(begin)

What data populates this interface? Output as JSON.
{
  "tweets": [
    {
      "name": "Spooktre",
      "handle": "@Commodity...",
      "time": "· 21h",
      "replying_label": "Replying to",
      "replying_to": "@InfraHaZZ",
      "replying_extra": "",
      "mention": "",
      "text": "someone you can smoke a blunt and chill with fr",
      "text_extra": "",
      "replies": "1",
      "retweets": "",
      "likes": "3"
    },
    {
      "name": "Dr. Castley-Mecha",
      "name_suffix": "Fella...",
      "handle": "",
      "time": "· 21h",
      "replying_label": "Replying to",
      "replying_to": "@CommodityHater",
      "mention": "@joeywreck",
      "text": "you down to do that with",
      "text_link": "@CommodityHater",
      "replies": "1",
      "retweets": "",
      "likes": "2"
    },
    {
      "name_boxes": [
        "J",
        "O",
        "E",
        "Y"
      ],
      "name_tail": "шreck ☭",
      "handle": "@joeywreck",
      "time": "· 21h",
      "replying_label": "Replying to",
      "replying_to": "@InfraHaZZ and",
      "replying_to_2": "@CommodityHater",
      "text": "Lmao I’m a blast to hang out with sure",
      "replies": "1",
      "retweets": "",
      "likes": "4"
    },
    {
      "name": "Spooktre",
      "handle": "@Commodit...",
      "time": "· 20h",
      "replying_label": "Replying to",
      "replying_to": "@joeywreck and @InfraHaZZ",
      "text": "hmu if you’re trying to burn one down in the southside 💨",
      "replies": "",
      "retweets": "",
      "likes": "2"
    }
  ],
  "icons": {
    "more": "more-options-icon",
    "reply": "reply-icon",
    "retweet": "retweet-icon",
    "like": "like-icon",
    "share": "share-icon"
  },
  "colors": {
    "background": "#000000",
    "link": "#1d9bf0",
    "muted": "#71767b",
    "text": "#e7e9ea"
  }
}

(end)

• WHAT IS EXPECTED:
Write out the entire listing exactly.

• CORRECT RESPONSE:
What data populates this interface? Output as JSON.
{
  "tweets": [
    {
      "name": "Spooktre",
      "handle": "@Commodity...",
      "time": "· 21h",
      "replying_label": "Replying to",
      "replying_to": "@InfraHaZZ",
      "replying_extra": "",
      "mention": "",
      "text": "someone you can smoke a blunt and chill with fr",
      "text_extra": "",
      "replies": "1",
      "retweets": "",
      "likes": "3"
    },
    {
      "name": "Dr. Castley-Mecha",
      "name_suffix": "Fella...",
      "handle": "",
      "time": "· 21h",
      "replying_label": "Replying to",
      "replying_to": "@CommodityHater",
      "mention": "@joeywreck",
      "text": "you down to do that with",
      "text_link": "@CommodityHater",
      "replies": "1",
      "retweets": "",
      "likes": "2"
    },
    {
      "name_boxes": [
        "J",
        "O",
        "E",
        "Y"
      ],
      "name_tail": "шreck ☭",
      "handle": "@joeywreck",
      "time": "· 21h",
      "replying_label": "Replying to",
      "replying_to": "@InfraHaZZ and",
      "replying_to_2": "@CommodityHater",
      "text": "Lmao I’m a blast to hang out with sure",
      "replies": "1",
      "retweets": "",
      "likes": "4"
    },
    {
      "name": "Spooktre",
      "handle": "@Commodit...",
      "time": "· 20h",
      "replying_label": "Replying to",
      "replying_to": "@joeywreck and @InfraHaZZ",
      "text": "hmu if you’re trying to burn one down in the southside 💨",
      "replies": "",
      "retweets": "",
      "likes": "2"
    }
  ],
  "icons": {
    "more": "more-options-icon",
    "reply": "reply-icon",
    "retweet": "retweet-icon",
    "like": "like-icon",
    "share": "share-icon"
  },
  "colors": {
    "background": "#000000",
    "link": "#1d9bf0",
    "muted": "#71767b",
    "text": "#e7e9ea"
  }
}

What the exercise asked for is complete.